● Exercise description: For this exercise, repeat all of the material verbatim apart from its images.

======== Stored data ========

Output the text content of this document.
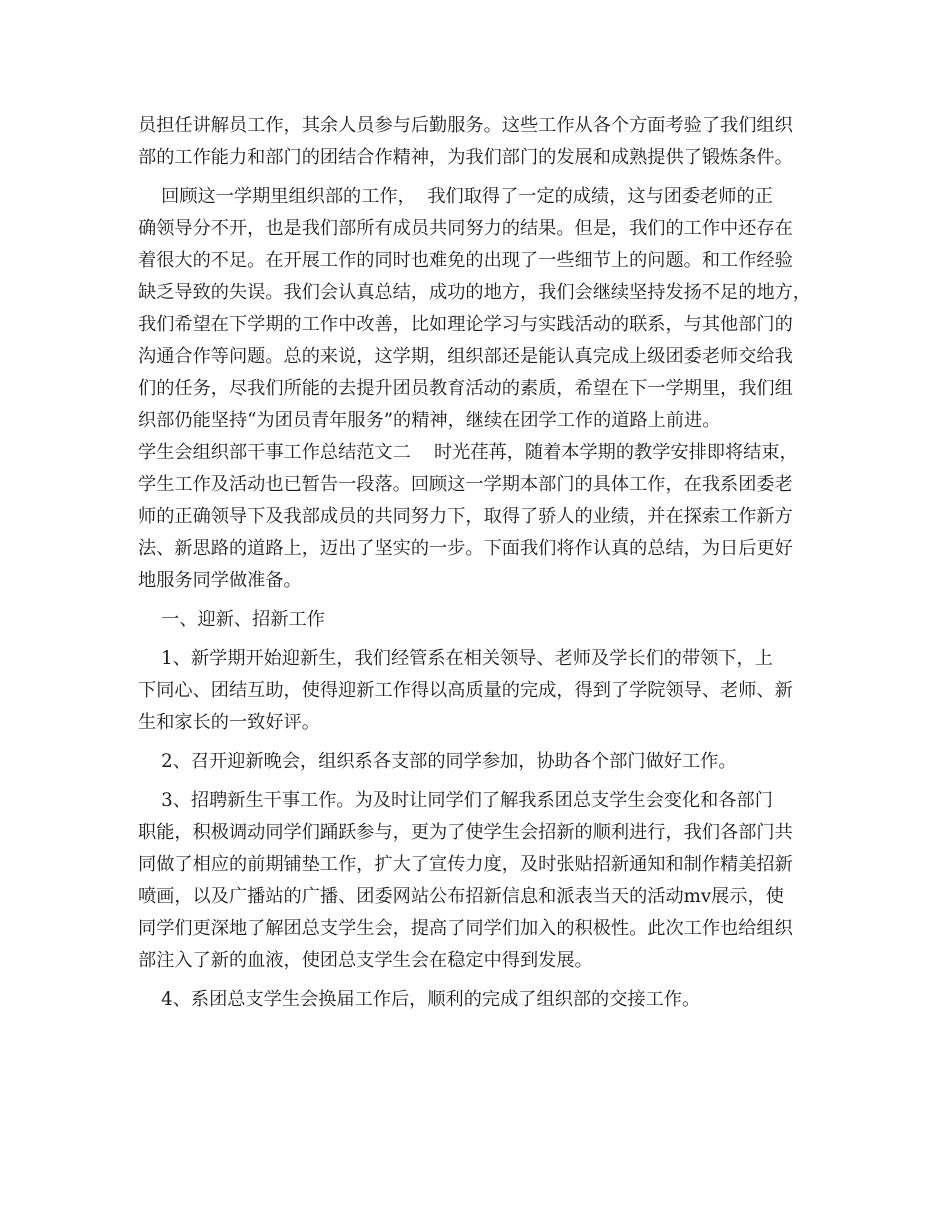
员担任讲解员工作，其余人员参与后勤服务。这些工作从各个方面考验了我们组织
部的工作能力和部门的团结合作精神，为我们部门的发展和成熟提供了锻炼条件。
回顾这一学期里组织部的工作，  我们取得了一定的成绩，这与团委老师的正
确领导分不开，也是我们部所有成员共同努力的结果。但是，我们的工作中还存在
着很大的不足。在开展工作的同时也难免的出现了一些细节上的问题。和工作经验
缺乏导致的失误。我们会认真总结，成功的地方，我们会继续坚持发扬不足的地方，
我们希望在下学期的工作中改善，比如理论学习与实践活动的联系，与其他部门的
沟通合作等问题。总的来说，这学期，组织部还是能认真完成上级团委老师交给我
们的任务，尽我们所能的去提升团员教育活动的素质，希望在下一学期里，我们组
织部仍能坚持“为团员青年服务”的精神，继续在团学工作的道路上前进。
学生会组织部干事工作总结范文二    时光荏苒，随着本学期的教学安排即将结束，
学生工作及活动也已暂告一段落。回顾这一学期本部门的具体工作，在我系团委老
师的正确领导下及我部成员的共同努力下，取得了骄人的业绩，并在探索工作新方
法、新思路的道路上，迈出了坚实的一步。下面我们将作认真的总结，为日后更好
地服务同学做准备。
一、迎新、招新工作
1、新学期开始迎新生，我们经管系在相关领导、老师及学长们的带领下，上
下同心、团结互助，使得迎新工作得以高质量的完成，得到了学院领导、老师、新
生和家长的一致好评。
2、召开迎新晚会，组织系各支部的同学参加，协助各个部门做好工作。
3、招聘新生干事工作。为及时让同学们了解我系团总支学生会变化和各部门
职能，积极调动同学们踊跃参与，更为了使学生会招新的顺利进行，我们各部门共
同做了相应的前期铺垫工作，扩大了宣传力度，及时张贴招新通知和制作精美招新
喷画，以及广播站的广播、团委网站公布招新信息和派表当天的活动mv展示，使
同学们更深地了解团总支学生会，提高了同学们加入的积极性。此次工作也给组织
部注入了新的血液，使团总支学生会在稳定中得到发展。
4、系团总支学生会换届工作后，顺利的完成了组织部的交接工作。
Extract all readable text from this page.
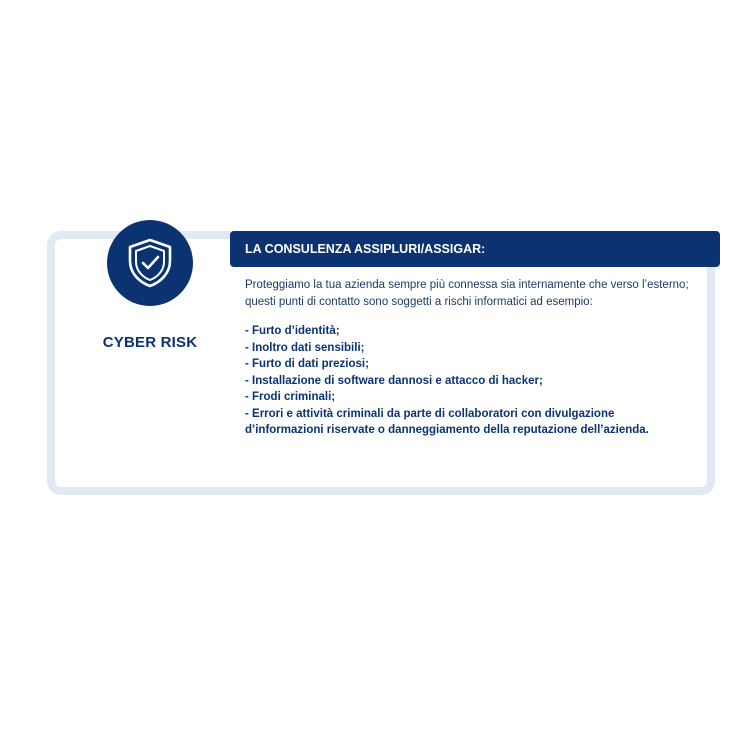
CYBER RISK
LA CONSULENZA ASSIPLURI/ASSIGAR:

Proteggiamo la tua azienda sempre più connessa sia internamente che verso l’esterno; questi punti di contatto sono soggetti a rischi informatici ad esempio:

- Furto d’identità;
- Inoltro dati sensibili;
- Furto di dati preziosi;
- Installazione di software dannosi e attacco di hacker;
- Frodi criminali;
- Errori e attività criminali da parte di collaboratori con divulgazione d’informazioni riservate o danneggiamento della reputazione dell’azienda.
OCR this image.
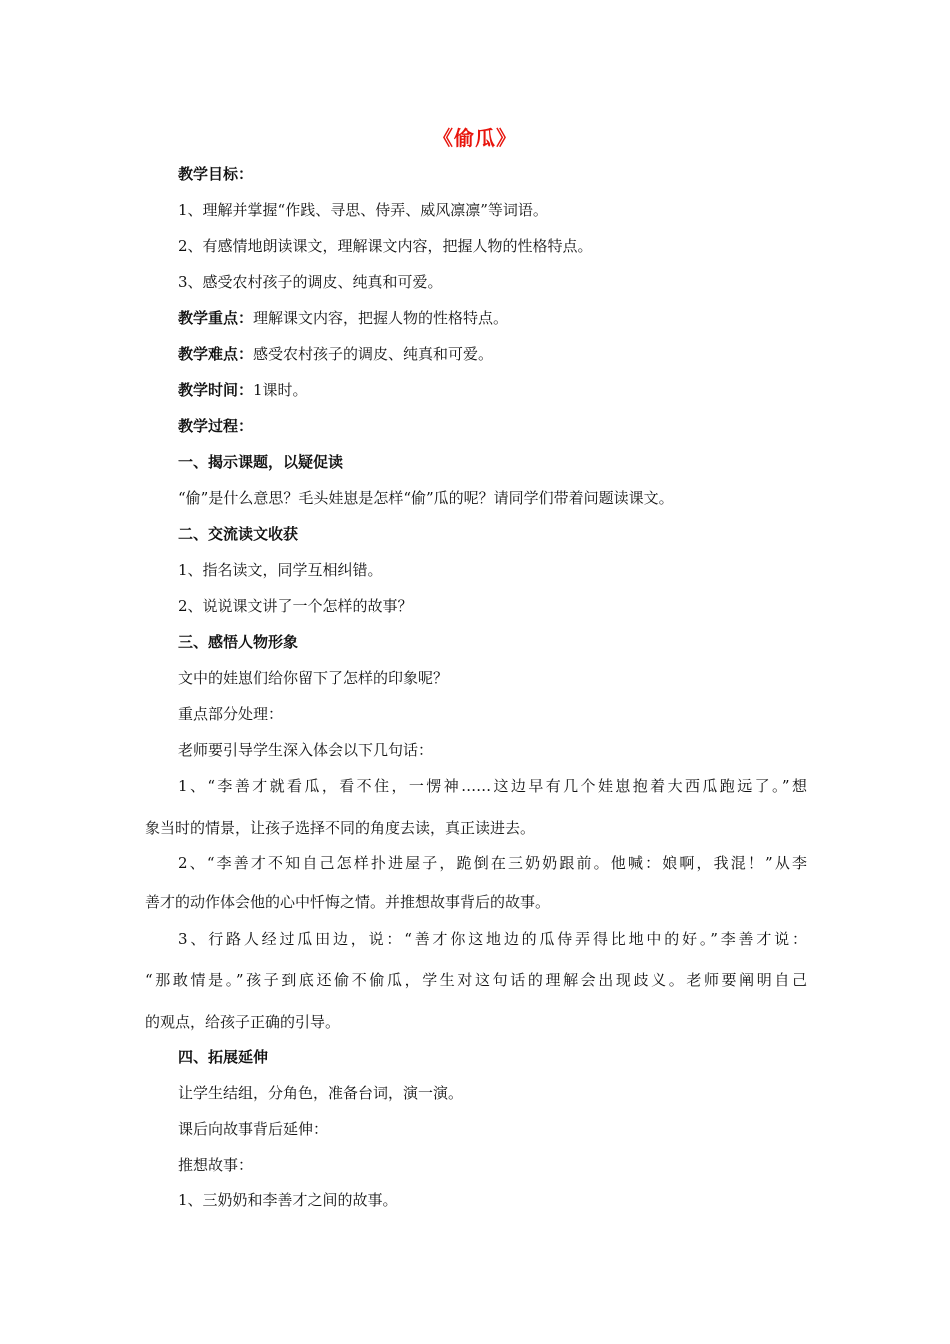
《偷瓜》
教学目标：
1、理解并掌握“作践、寻思、侍弄、威风凛凛”等词语。
2、有感情地朗读课文，理解课文内容，把握人物的性格特点。
3、感受农村孩子的调皮、纯真和可爱。
教学重点：理解课文内容，把握人物的性格特点。
教学难点：感受农村孩子的调皮、纯真和可爱。
教学时间：1课时。
教学过程：
一、揭示课题，以疑促读
“偷”是什么意思？毛头娃崽是怎样“偷”瓜的呢？请同学们带着问题读课文。
二、交流读文收获
1、指名读文，同学互相纠错。
2、说说课文讲了一个怎样的故事？
三、感悟人物形象
文中的娃崽们给你留下了怎样的印象呢？
重点部分处理：
老师要引导学生深入体会以下几句话：
1、“李善才就看瓜，看不住，一愣神……这边早有几个娃崽抱着大西瓜跑远了。”想
象当时的情景，让孩子选择不同的角度去读，真正读进去。
2、“李善才不知自己怎样扑进屋子，跪倒在三奶奶跟前。他喊：娘啊，我混！”从李
善才的动作体会他的心中忏悔之情。并推想故事背后的故事。
3、行路人经过瓜田边，说：“善才你这地边的瓜侍弄得比地中的好。”李善才说：
“那敢情是。”孩子到底还偷不偷瓜，学生对这句话的理解会出现歧义。老师要阐明自己
的观点，给孩子正确的引导。
四、拓展延伸
让学生结组，分角色，准备台词，演一演。
课后向故事背后延伸：
推想故事：
1、三奶奶和李善才之间的故事。
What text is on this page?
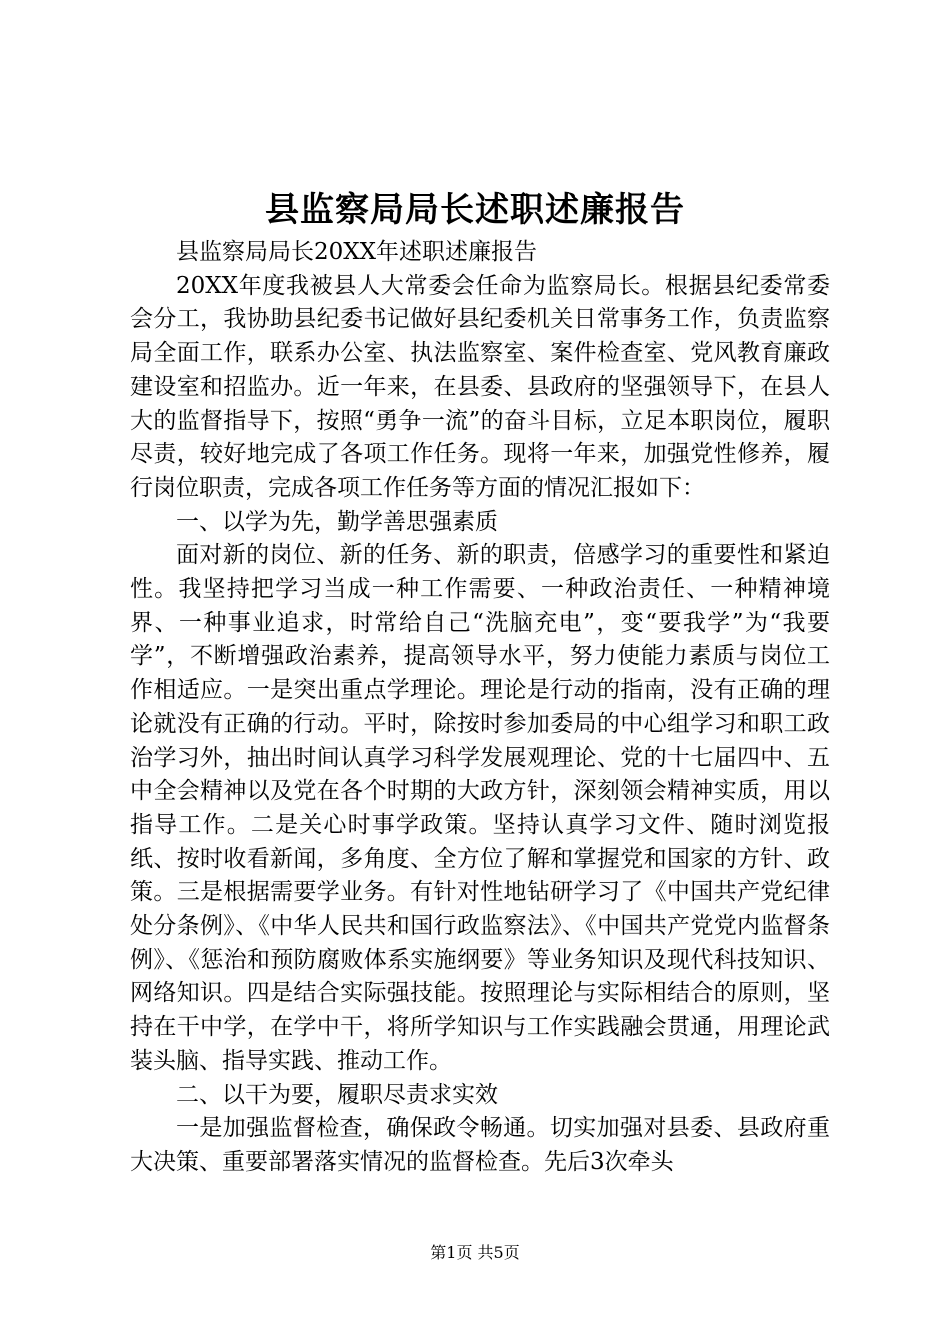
县监察局局长述职述廉报告

县监察局局长20XX年述职述廉报告

20XX年度我被县人大常委会任命为监察局长。根据县纪委常委会分工，我协助县纪委书记做好县纪委机关日常事务工作，负责监察局全面工作，联系办公室、执法监察室、案件检查室、党风教育廉政建设室和招监办。近一年来，在县委、县政府的坚强领导下，在县人大的监督指导下，按照“勇争一流”的奋斗目标，立足本职岗位，履职尽责，较好地完成了各项工作任务。现将一年来，加强党性修养，履行岗位职责，完成各项工作任务等方面的情况汇报如下：

一、以学为先，勤学善思强素质

面对新的岗位、新的任务、新的职责，倍感学习的重要性和紧迫性。我坚持把学习当成一种工作需要、一种政治责任、一种精神境界、一种事业追求，时常给自己“洗脑充电”，变“要我学”为“我要学”，不断增强政治素养，提高领导水平，努力使能力素质与岗位工作相适应。一是突出重点学理论。理论是行动的指南，没有正确的理论就没有正确的行动。平时，除按时参加委局的中心组学习和职工政治学习外，抽出时间认真学习科学发展观理论、党的十七届四中、五中全会精神以及党在各个时期的大政方针，深刻领会精神实质，用以指导工作。二是关心时事学政策。坚持认真学习文件、随时浏览报纸、按时收看新闻，多角度、全方位了解和掌握党和国家的方针、政策。三是根据需要学业务。有针对性地钻研学习了《中国共产党纪律处分条例》、《中华人民共和国行政监察法》、《中国共产党党内监督条例》、《惩治和预防腐败体系实施纲要》等业务知识及现代科技知识、网络知识。四是结合实际强技能。按照理论与实际相结合的原则，坚持在干中学，在学中干，将所学知识与工作实践融会贯通，用理论武装头脑、指导实践、推动工作。

二、以干为要，履职尽责求实效

一是加强监督检查，确保政令畅通。切实加强对县委、县政府重大决策、重要部署落实情况的监督检查。先后3次牵头

第1页 共5页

========

● Solution to this exercise:
Output the text content of this document.
员担任讲解员工作，其余人员参与后勤服务。这些工作从各个方面考验了我们组织
部的工作能力和部门的团结合作精神，为我们部门的发展和成熟提供了锻炼条件。
回顾这一学期里组织部的工作，  我们取得了一定的成绩，这与团委老师的正
确领导分不开，也是我们部所有成员共同努力的结果。但是，我们的工作中还存在
着很大的不足。在开展工作的同时也难免的出现了一些细节上的问题。和工作经验
缺乏导致的失误。我们会认真总结，成功的地方，我们会继续坚持发扬不足的地方，
我们希望在下学期的工作中改善，比如理论学习与实践活动的联系，与其他部门的
沟通合作等问题。总的来说，这学期，组织部还是能认真完成上级团委老师交给我
们的任务，尽我们所能的去提升团员教育活动的素质，希望在下一学期里，我们组
织部仍能坚持“为团员青年服务”的精神，继续在团学工作的道路上前进。
学生会组织部干事工作总结范文二    时光荏苒，随着本学期的教学安排即将结束，
学生工作及活动也已暂告一段落。回顾这一学期本部门的具体工作，在我系团委老
师的正确领导下及我部成员的共同努力下，取得了骄人的业绩，并在探索工作新方
法、新思路的道路上，迈出了坚实的一步。下面我们将作认真的总结，为日后更好
地服务同学做准备。
一、迎新、招新工作
1、新学期开始迎新生，我们经管系在相关领导、老师及学长们的带领下，上
下同心、团结互助，使得迎新工作得以高质量的完成，得到了学院领导、老师、新
生和家长的一致好评。
2、召开迎新晚会，组织系各支部的同学参加，协助各个部门做好工作。
3、招聘新生干事工作。为及时让同学们了解我系团总支学生会变化和各部门
职能，积极调动同学们踊跃参与，更为了使学生会招新的顺利进行，我们各部门共
同做了相应的前期铺垫工作，扩大了宣传力度，及时张贴招新通知和制作精美招新
喷画，以及广播站的广播、团委网站公布招新信息和派表当天的活动mv展示，使
同学们更深地了解团总支学生会，提高了同学们加入的积极性。此次工作也给组织
部注入了新的血液，使团总支学生会在稳定中得到发展。
4、系团总支学生会换届工作后，顺利的完成了组织部的交接工作。
Extract all readable text from this page.
CYBER RISK
LA CONSULENZA ASSIPLURI/ASSIGAR:

Proteggiamo la tua azienda sempre più connessa sia internamente che verso l’esterno; questi punti di contatto sono soggetti a rischi informatici ad esempio:

- Furto d’identità;
- Inoltro dati sensibili;
- Furto di dati preziosi;
- Installazione di software dannosi e attacco di hacker;
- Frodi criminali;
- Errori e attività criminali da parte di collaboratori con divulgazione d’informazioni riservate o danneggiamento della reputazione dell’azienda.
OCR this image.
《偷瓜》
教学目标：
1、理解并掌握“作践、寻思、侍弄、威风凛凛”等词语。
2、有感情地朗读课文，理解课文内容，把握人物的性格特点。
3、感受农村孩子的调皮、纯真和可爱。
教学重点：理解课文内容，把握人物的性格特点。
教学难点：感受农村孩子的调皮、纯真和可爱。
教学时间：1课时。
教学过程：
一、揭示课题，以疑促读
“偷”是什么意思？毛头娃崽是怎样“偷”瓜的呢？请同学们带着问题读课文。
二、交流读文收获
1、指名读文，同学互相纠错。
2、说说课文讲了一个怎样的故事？
三、感悟人物形象
文中的娃崽们给你留下了怎样的印象呢？
重点部分处理：
老师要引导学生深入体会以下几句话：
1、“李善才就看瓜，看不住，一愣神……这边早有几个娃崽抱着大西瓜跑远了。”想
象当时的情景，让孩子选择不同的角度去读，真正读进去。
2、“李善才不知自己怎样扑进屋子，跪倒在三奶奶跟前。他喊：娘啊，我混！”从李
善才的动作体会他的心中忏悔之情。并推想故事背后的故事。
3、行路人经过瓜田边，说：“善才你这地边的瓜侍弄得比地中的好。”李善才说：
“那敢情是。”孩子到底还偷不偷瓜，学生对这句话的理解会出现歧义。老师要阐明自己
的观点，给孩子正确的引导。
四、拓展延伸
让学生结组，分角色，准备台词，演一演。
课后向故事背后延伸：
推想故事：
1、三奶奶和李善才之间的故事。
What text is on this page?
县监察局局长述职述廉报告

县监察局局长20XX年述职述廉报告

20XX年度我被县人大常委会任命为监察局长。根据县纪委常委会分工，我协助县纪委书记做好县纪委机关日常事务工作，负责监察局全面工作，联系办公室、执法监察室、案件检查室、党风教育廉政建设室和招监办。近一年来，在县委、县政府的坚强领导下，在县人大的监督指导下，按照“勇争一流”的奋斗目标，立足本职岗位，履职尽责，较好地完成了各项工作任务。现将一年来，加强党性修养，履行岗位职责，完成各项工作任务等方面的情况汇报如下：

一、以学为先，勤学善思强素质

面对新的岗位、新的任务、新的职责，倍感学习的重要性和紧迫性。我坚持把学习当成一种工作需要、一种政治责任、一种精神境界、一种事业追求，时常给自己“洗脑充电”，变“要我学”为“我要学”，不断增强政治素养，提高领导水平，努力使能力素质与岗位工作相适应。一是突出重点学理论。理论是行动的指南，没有正确的理论就没有正确的行动。平时，除按时参加委局的中心组学习和职工政治学习外，抽出时间认真学习科学发展观理论、党的十七届四中、五中全会精神以及党在各个时期的大政方针，深刻领会精神实质，用以指导工作。二是关心时事学政策。坚持认真学习文件、随时浏览报纸、按时收看新闻，多角度、全方位了解和掌握党和国家的方针、政策。三是根据需要学业务。有针对性地钻研学习了《中国共产党纪律处分条例》、《中华人民共和国行政监察法》、《中国共产党党内监督条例》、《惩治和预防腐败体系实施纲要》等业务知识及现代科技知识、网络知识。四是结合实际强技能。按照理论与实际相结合的原则，坚持在干中学，在学中干，将所学知识与工作实践融会贯通，用理论武装头脑、指导实践、推动工作。

二、以干为要，履职尽责求实效

一是加强监督检查，确保政令畅通。切实加强对县委、县政府重大决策、重要部署落实情况的监督检查。先后3次牵头

第1页 共5页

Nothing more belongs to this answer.